# Dataset rows about figures:
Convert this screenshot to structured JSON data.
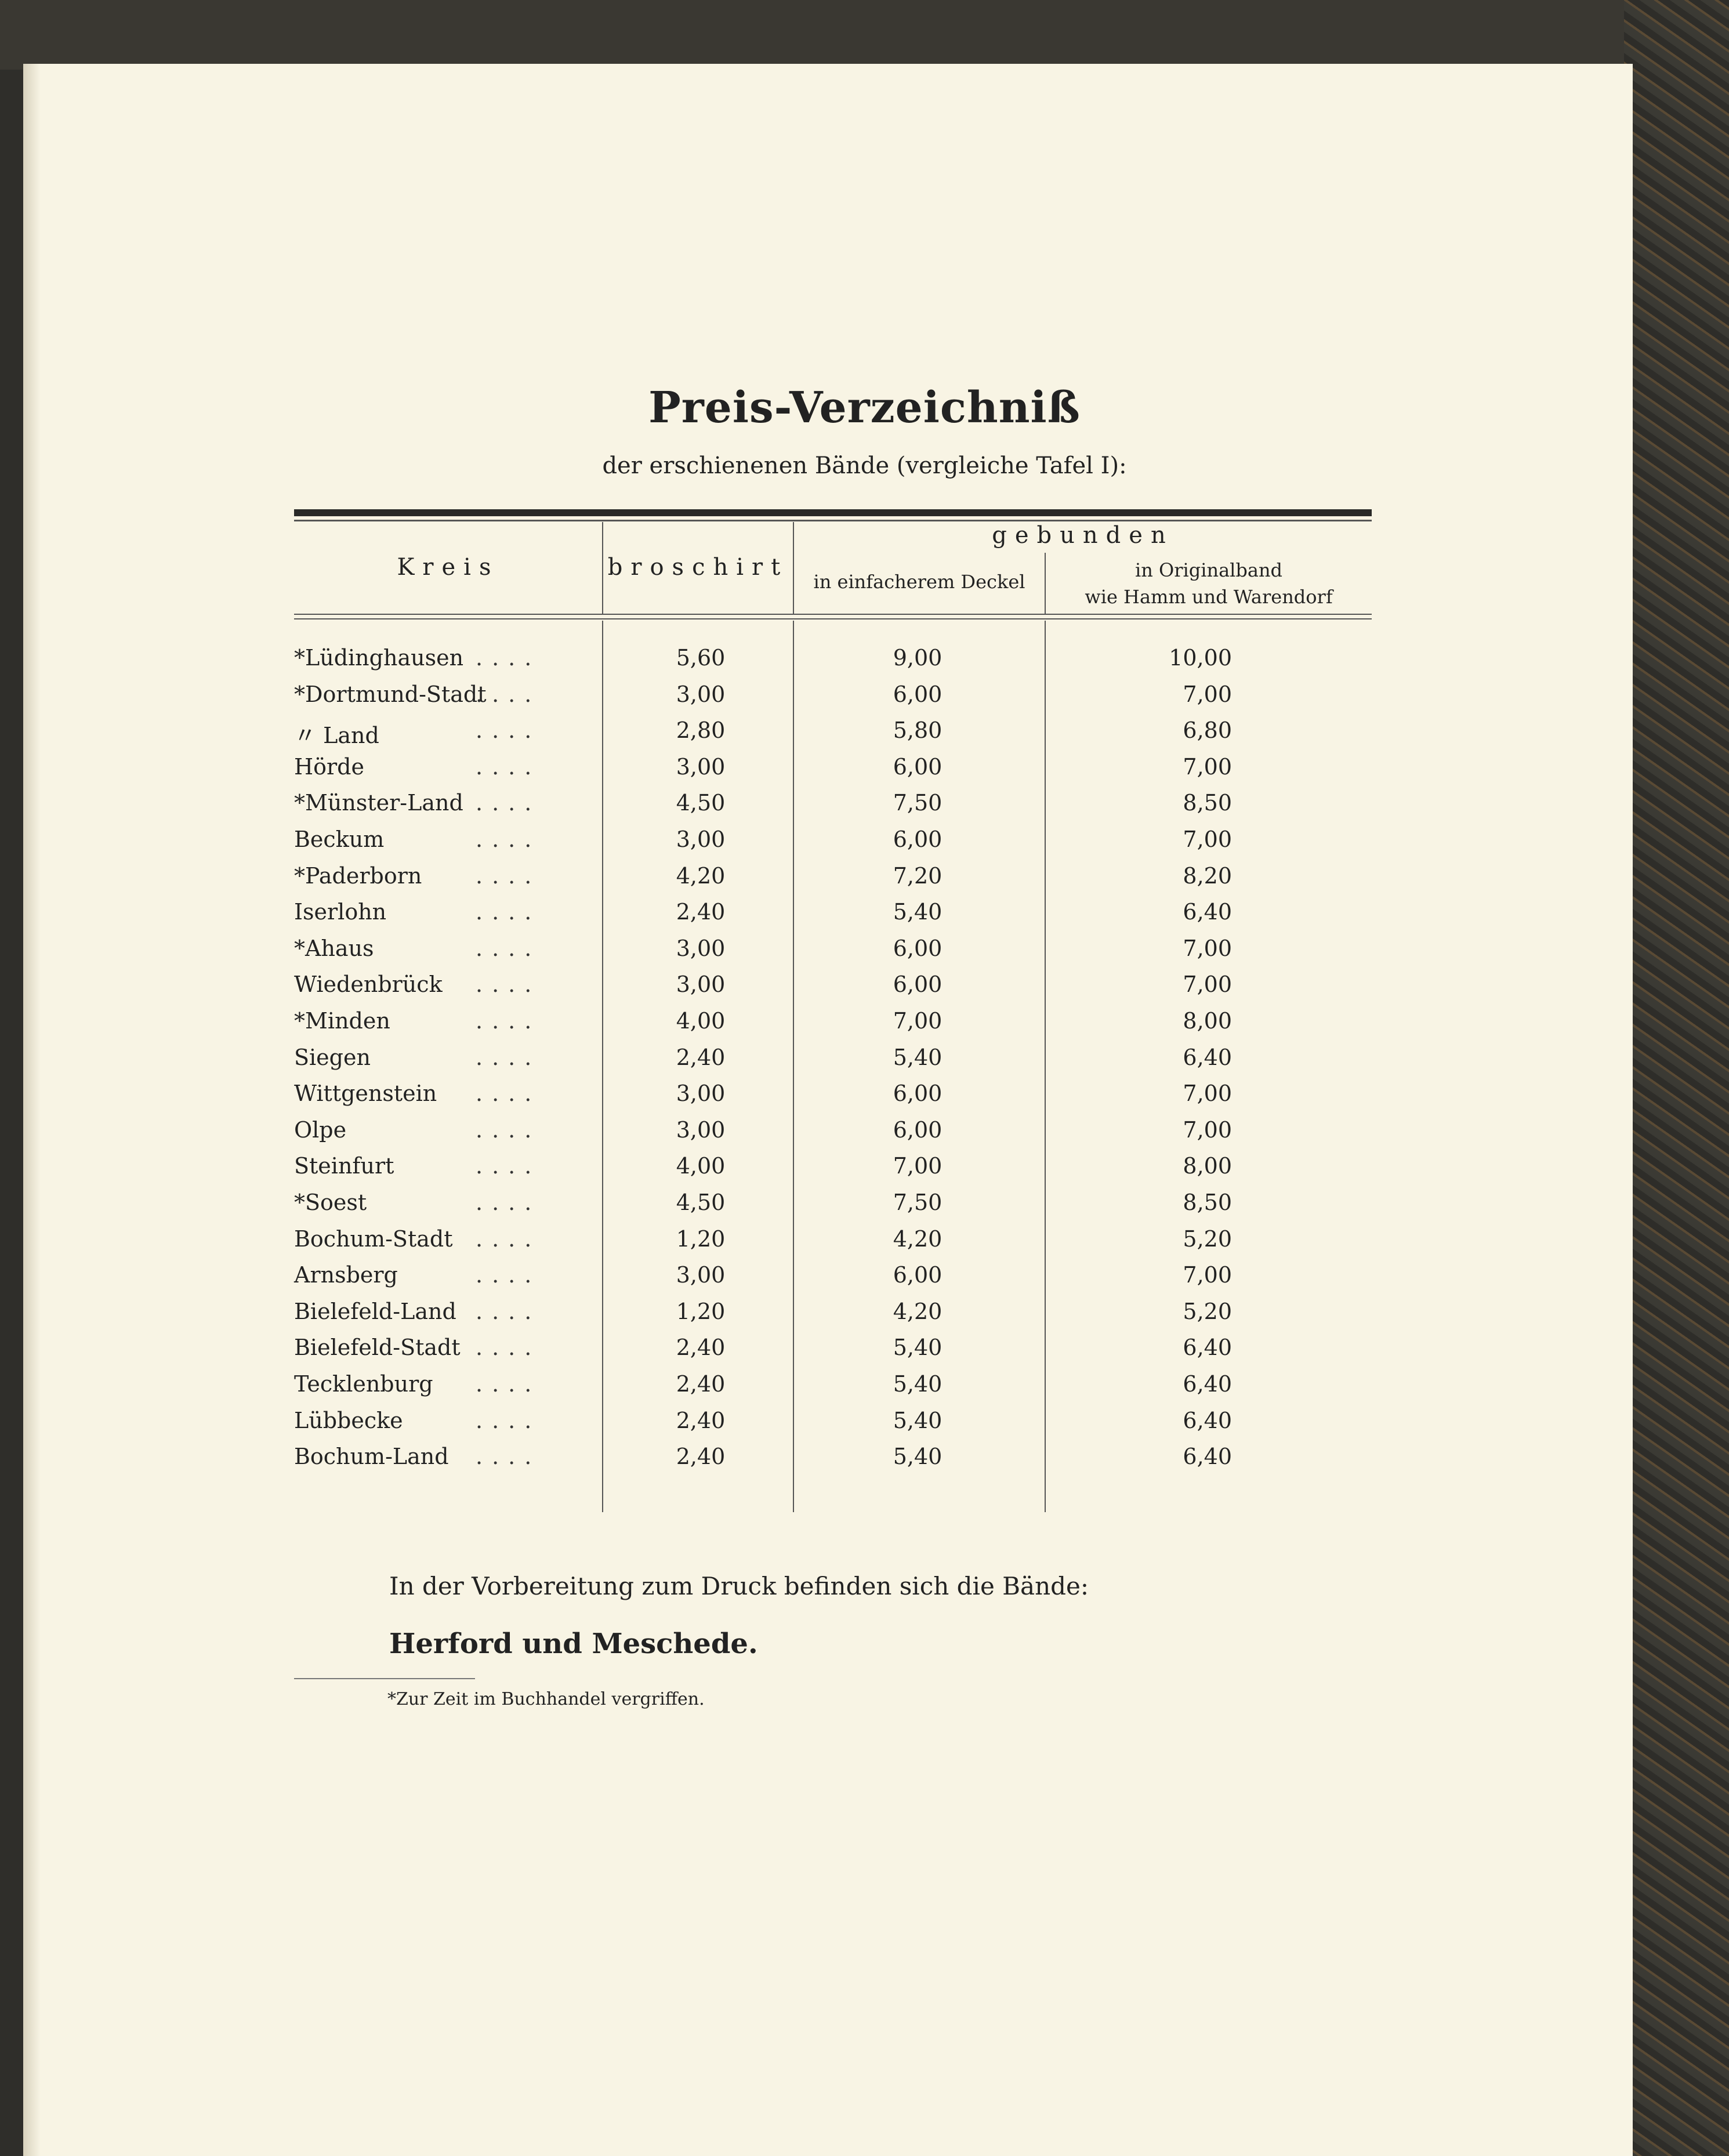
{
  "title": "Preis-Verzeichniß",
  "subtitle": "der erschienenen Bände (vergleiche Tafel I):",
  "table": {
    "headers": {
      "kreis": "Kreis",
      "broschirt": "broschirt",
      "gebunden": "gebunden",
      "einfach_line1": "in einfacherem Deckel",
      "original_line1": "in Originalband",
      "original_line2": "wie Hamm und Warendorf"
    },
    "rows": [
      {
        "kreis": "*Lüdinghausen",
        "broschirt": "5,60",
        "einfach": "9,00",
        "original": "10,00"
      },
      {
        "kreis": "*Dortmund-Stadt",
        "broschirt": "3,00",
        "einfach": "6,00",
        "original": "7,00"
      },
      {
        "kreis": "〃  Land",
        "broschirt": "2,80",
        "einfach": "5,80",
        "original": "6,80"
      },
      {
        "kreis": "Hörde",
        "broschirt": "3,00",
        "einfach": "6,00",
        "original": "7,00"
      },
      {
        "kreis": "*Münster-Land",
        "broschirt": "4,50",
        "einfach": "7,50",
        "original": "8,50"
      },
      {
        "kreis": "Beckum",
        "broschirt": "3,00",
        "einfach": "6,00",
        "original": "7,00"
      },
      {
        "kreis": "*Paderborn",
        "broschirt": "4,20",
        "einfach": "7,20",
        "original": "8,20"
      },
      {
        "kreis": "Iserlohn",
        "broschirt": "2,40",
        "einfach": "5,40",
        "original": "6,40"
      },
      {
        "kreis": "*Ahaus",
        "broschirt": "3,00",
        "einfach": "6,00",
        "original": "7,00"
      },
      {
        "kreis": "Wiedenbrück",
        "broschirt": "3,00",
        "einfach": "6,00",
        "original": "7,00"
      },
      {
        "kreis": "*Minden",
        "broschirt": "4,00",
        "einfach": "7,00",
        "original": "8,00"
      },
      {
        "kreis": "Siegen",
        "broschirt": "2,40",
        "einfach": "5,40",
        "original": "6,40"
      },
      {
        "kreis": "Wittgenstein",
        "broschirt": "3,00",
        "einfach": "6,00",
        "original": "7,00"
      },
      {
        "kreis": "Olpe",
        "broschirt": "3,00",
        "einfach": "6,00",
        "original": "7,00"
      },
      {
        "kreis": "Steinfurt",
        "broschirt": "4,00",
        "einfach": "7,00",
        "original": "8,00"
      },
      {
        "kreis": "*Soest",
        "broschirt": "4,50",
        "einfach": "7,50",
        "original": "8,50"
      },
      {
        "kreis": "Bochum-Stadt",
        "broschirt": "1,20",
        "einfach": "4,20",
        "original": "5,20"
      },
      {
        "kreis": "Arnsberg",
        "broschirt": "3,00",
        "einfach": "6,00",
        "original": "7,00"
      },
      {
        "kreis": "Bielefeld-Land",
        "broschirt": "1,20",
        "einfach": "4,20",
        "original": "5,20"
      },
      {
        "kreis": "Bielefeld-Stadt",
        "broschirt": "2,40",
        "einfach": "5,40",
        "original": "6,40"
      },
      {
        "kreis": "Tecklenburg",
        "broschirt": "2,40",
        "einfach": "5,40",
        "original": "6,40"
      },
      {
        "kreis": "Lübbecke",
        "broschirt": "2,40",
        "einfach": "5,40",
        "original": "6,40"
      },
      {
        "kreis": "Bochum-Land",
        "broschirt": "2,40",
        "einfach": "5,40",
        "original": "6,40"
      }
    ]
  },
  "preparation_note": "In der Vorbereitung zum Druck befinden sich die Bände:",
  "preparation_volumes": "Herford und Meschede.",
  "footnote": "*Zur Zeit im Buchhandel vergriffen."
}
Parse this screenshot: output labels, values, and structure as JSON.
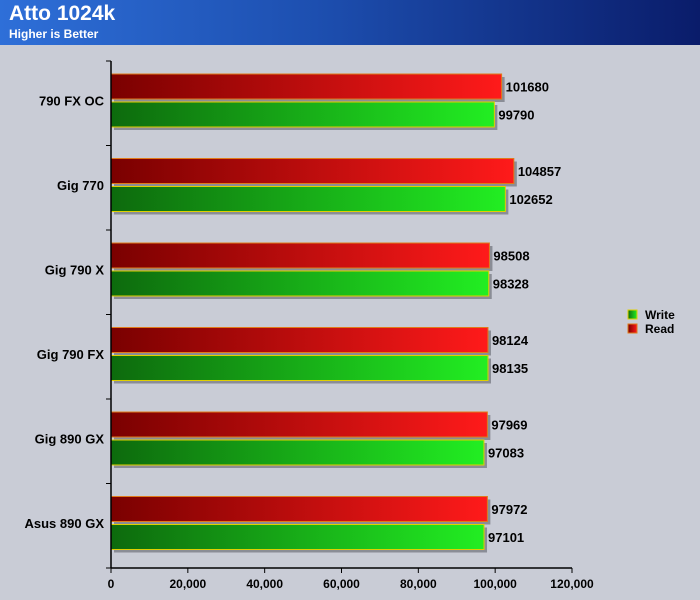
{
  "chart_data": {
    "type": "bar",
    "orientation": "horizontal",
    "title": "Atto 1024k",
    "subtitle": "Higher is Better",
    "categories": [
      "790 FX OC",
      "Gig 770",
      "Gig 790 X",
      "Gig 790 FX",
      "Gig 890 GX",
      "Asus 890 GX"
    ],
    "series": [
      {
        "name": "Read",
        "values": [
          101680,
          104857,
          98508,
          98124,
          97969,
          97972
        ],
        "color": "#ff1a1a"
      },
      {
        "name": "Write",
        "values": [
          99790,
          102652,
          98328,
          98135,
          97083,
          97101
        ],
        "color": "#22d622"
      }
    ],
    "xlim": [
      0,
      120000
    ],
    "xticks": [
      "0",
      "20,000",
      "40,000",
      "60,000",
      "80,000",
      "100,000",
      "120,000"
    ],
    "legend": [
      "Write",
      "Read"
    ],
    "legend_position": "right",
    "grid": false
  },
  "colors": {
    "background": "#c9ccd6",
    "header_start": "#2e6fd8",
    "header_end": "#0a1c6a",
    "read_dark": "#7a0000",
    "read_light": "#ff1a1a",
    "write_dark": "#0d6a0d",
    "write_light": "#22ee22"
  }
}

# Written problem:
Copy out each line in the preceding records that contains "Bielefeld".

# Result of the exercise:
        "kreis": "Bielefeld-Land",
        "kreis": "Bielefeld-Stadt",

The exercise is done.